*YOUR INSTRUCTIONS*: Transcribe the data in full and exactly, omitting any pictures.

━━━━━━

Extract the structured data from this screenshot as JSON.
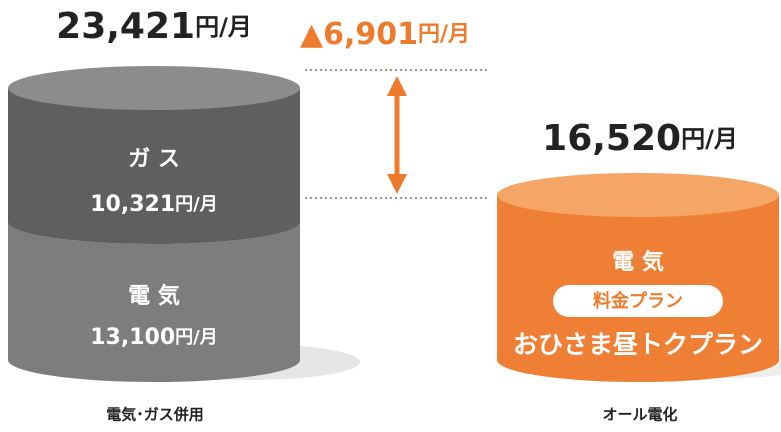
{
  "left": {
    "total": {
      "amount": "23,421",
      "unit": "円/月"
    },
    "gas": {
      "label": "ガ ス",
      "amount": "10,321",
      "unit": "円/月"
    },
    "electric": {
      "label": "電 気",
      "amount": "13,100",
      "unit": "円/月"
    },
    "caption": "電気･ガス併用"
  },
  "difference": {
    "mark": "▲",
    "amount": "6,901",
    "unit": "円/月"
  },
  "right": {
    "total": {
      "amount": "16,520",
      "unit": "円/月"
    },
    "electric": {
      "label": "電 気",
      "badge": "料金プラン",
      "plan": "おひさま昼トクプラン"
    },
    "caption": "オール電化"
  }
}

━━━━━━

*THE REPLY*:
Extract the structured data from this screenshot as JSON.
{
  "left": {
    "total": {
      "amount": "23,421",
      "unit": "円/月"
    },
    "gas": {
      "label": "ガ ス",
      "amount": "10,321",
      "unit": "円/月"
    },
    "electric": {
      "label": "電 気",
      "amount": "13,100",
      "unit": "円/月"
    },
    "caption": "電気･ガス併用"
  },
  "difference": {
    "mark": "▲",
    "amount": "6,901",
    "unit": "円/月"
  },
  "right": {
    "total": {
      "amount": "16,520",
      "unit": "円/月"
    },
    "electric": {
      "label": "電 気",
      "badge": "料金プラン",
      "plan": "おひさま昼トクプラン"
    },
    "caption": "オール電化"
  }
}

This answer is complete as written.